• [AIM]
Restate the data word for word and leave the images out.

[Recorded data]
"""
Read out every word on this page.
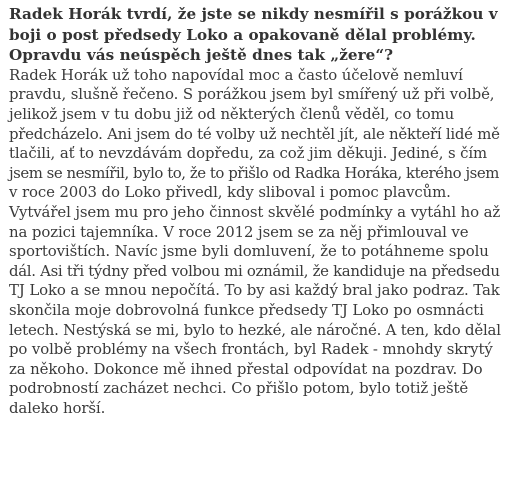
Radek Horák tvrdí, že jste se nikdy nesmířil s porážkou v
boji o post předsedy Loko a opakovaně dělal problémy.
Opravdu vás neúspěch ještě dnes tak „žere“?

Radek Horák už toho napovídal moc a často účelově nemluví
pravdu, slušně řečeno. S porážkou jsem byl smířený už při volbě,
jelikož jsem v tu dobu již od některých členů věděl, co tomu
předcházelo. Ani jsem do té volby už nechtěl jít, ale někteří lidé mě
tlačili, ať to nevzdávám dopředu, za což jim děkuji. Jediné, s čím
jsem se nesmířil, bylo to, že to přišlo od Radka Horáka, kterého jsem
v roce 2003 do Loko přivedl, kdy sliboval i pomoc plavcům.
Vytvářel jsem mu pro jeho činnost skvělé podmínky a vytáhl ho až
na pozici tajemníka. V roce 2012 jsem se za něj přimlouval ve
sportovištích. Navíc jsme byli domluvení, že to potáhneme spolu
dál. Asi tři týdny před volbou mi oznámil, že kandiduje na předsedu
TJ Loko a se mnou nepočítá. To by asi každý bral jako podraz. Tak
skončila moje dobrovolná funkce předsedy TJ Loko po osmnácti
letech. Nestýská se mi, bylo to hezké, ale náročné. A ten, kdo dělal
po volbě problémy na všech frontách, byl Radek - mnohdy skrytý
za někoho. Dokonce mě ihned přestal odpovídat na pozdrav. Do
podrobností zacházet nechci. Co přišlo potom, bylo totiž ještě
daleko horší.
"""
• [TASK OUTPUT]
Read out every word on this page.
Radek Horák tvrdí, že jste se nikdy nesmířil s porážkou v
boji o post předsedy Loko a opakovaně dělal problémy.
Opravdu vás neúspěch ještě dnes tak „žere“?

Radek Horák už toho napovídal moc a často účelově nemluví
pravdu, slušně řečeno. S porážkou jsem byl smířený už při volbě,
jelikož jsem v tu dobu již od některých členů věděl, co tomu
předcházelo. Ani jsem do té volby už nechtěl jít, ale někteří lidé mě
tlačili, ať to nevzdávám dopředu, za což jim děkuji. Jediné, s čím
jsem se nesmířil, bylo to, že to přišlo od Radka Horáka, kterého jsem
v roce 2003 do Loko přivedl, kdy sliboval i pomoc plavcům.
Vytvářel jsem mu pro jeho činnost skvělé podmínky a vytáhl ho až
na pozici tajemníka. V roce 2012 jsem se za něj přimlouval ve
sportovištích. Navíc jsme byli domluvení, že to potáhneme spolu
dál. Asi tři týdny před volbou mi oznámil, že kandiduje na předsedu
TJ Loko a se mnou nepočítá. To by asi každý bral jako podraz. Tak
skončila moje dobrovolná funkce předsedy TJ Loko po osmnácti
letech. Nestýská se mi, bylo to hezké, ale náročné. A ten, kdo dělal
po volbě problémy na všech frontách, byl Radek - mnohdy skrytý
za někoho. Dokonce mě ihned přestal odpovídat na pozdrav. Do
podrobností zacházet nechci. Co přišlo potom, bylo totiž ještě
daleko horší.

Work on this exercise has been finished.